**Figure content listings:**
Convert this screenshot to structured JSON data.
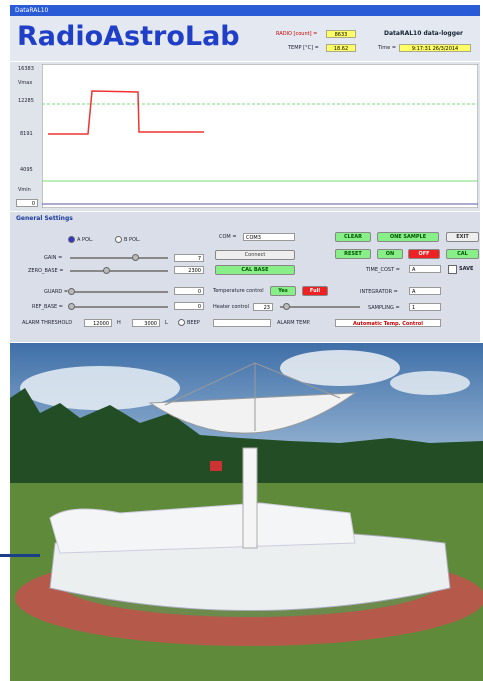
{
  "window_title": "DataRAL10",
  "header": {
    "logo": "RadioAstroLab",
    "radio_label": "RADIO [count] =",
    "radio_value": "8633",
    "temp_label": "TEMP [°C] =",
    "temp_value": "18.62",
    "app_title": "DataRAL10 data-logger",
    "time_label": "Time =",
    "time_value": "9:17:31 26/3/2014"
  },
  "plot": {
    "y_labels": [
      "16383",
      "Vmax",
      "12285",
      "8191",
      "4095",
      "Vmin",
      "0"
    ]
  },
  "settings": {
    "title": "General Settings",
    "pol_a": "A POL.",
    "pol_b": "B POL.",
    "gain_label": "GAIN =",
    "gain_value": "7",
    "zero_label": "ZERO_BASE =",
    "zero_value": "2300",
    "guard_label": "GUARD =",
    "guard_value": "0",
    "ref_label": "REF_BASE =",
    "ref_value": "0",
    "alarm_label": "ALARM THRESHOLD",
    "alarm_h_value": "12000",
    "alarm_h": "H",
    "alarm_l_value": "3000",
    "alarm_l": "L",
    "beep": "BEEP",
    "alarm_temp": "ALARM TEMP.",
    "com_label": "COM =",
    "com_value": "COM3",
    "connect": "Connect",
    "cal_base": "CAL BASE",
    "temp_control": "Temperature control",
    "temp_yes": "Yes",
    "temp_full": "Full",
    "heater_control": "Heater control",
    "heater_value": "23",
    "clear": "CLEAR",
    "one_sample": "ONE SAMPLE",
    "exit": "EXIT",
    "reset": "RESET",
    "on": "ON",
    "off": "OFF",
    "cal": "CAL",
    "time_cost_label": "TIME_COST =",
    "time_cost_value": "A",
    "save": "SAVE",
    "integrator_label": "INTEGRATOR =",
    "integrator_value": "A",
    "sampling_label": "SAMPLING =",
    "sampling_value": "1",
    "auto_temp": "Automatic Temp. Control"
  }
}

**Task goal:** Reproduce all of the data exactly; the pictures do not belong in the copy.

**Answer for this exercise:**
Convert this screenshot to structured JSON data.
{
  "window_title": "DataRAL10",
  "header": {
    "logo": "RadioAstroLab",
    "radio_label": "RADIO [count] =",
    "radio_value": "8633",
    "temp_label": "TEMP [°C] =",
    "temp_value": "18.62",
    "app_title": "DataRAL10 data-logger",
    "time_label": "Time =",
    "time_value": "9:17:31 26/3/2014"
  },
  "plot": {
    "y_labels": [
      "16383",
      "Vmax",
      "12285",
      "8191",
      "4095",
      "Vmin",
      "0"
    ]
  },
  "settings": {
    "title": "General Settings",
    "pol_a": "A POL.",
    "pol_b": "B POL.",
    "gain_label": "GAIN =",
    "gain_value": "7",
    "zero_label": "ZERO_BASE =",
    "zero_value": "2300",
    "guard_label": "GUARD =",
    "guard_value": "0",
    "ref_label": "REF_BASE =",
    "ref_value": "0",
    "alarm_label": "ALARM THRESHOLD",
    "alarm_h_value": "12000",
    "alarm_h": "H",
    "alarm_l_value": "3000",
    "alarm_l": "L",
    "beep": "BEEP",
    "alarm_temp": "ALARM TEMP.",
    "com_label": "COM =",
    "com_value": "COM3",
    "connect": "Connect",
    "cal_base": "CAL BASE",
    "temp_control": "Temperature control",
    "temp_yes": "Yes",
    "temp_full": "Full",
    "heater_control": "Heater control",
    "heater_value": "23",
    "clear": "CLEAR",
    "one_sample": "ONE SAMPLE",
    "exit": "EXIT",
    "reset": "RESET",
    "on": "ON",
    "off": "OFF",
    "cal": "CAL",
    "time_cost_label": "TIME_COST =",
    "time_cost_value": "A",
    "save": "SAVE",
    "integrator_label": "INTEGRATOR =",
    "integrator_value": "A",
    "sampling_label": "SAMPLING =",
    "sampling_value": "1",
    "auto_temp": "Automatic Temp. Control"
  }
}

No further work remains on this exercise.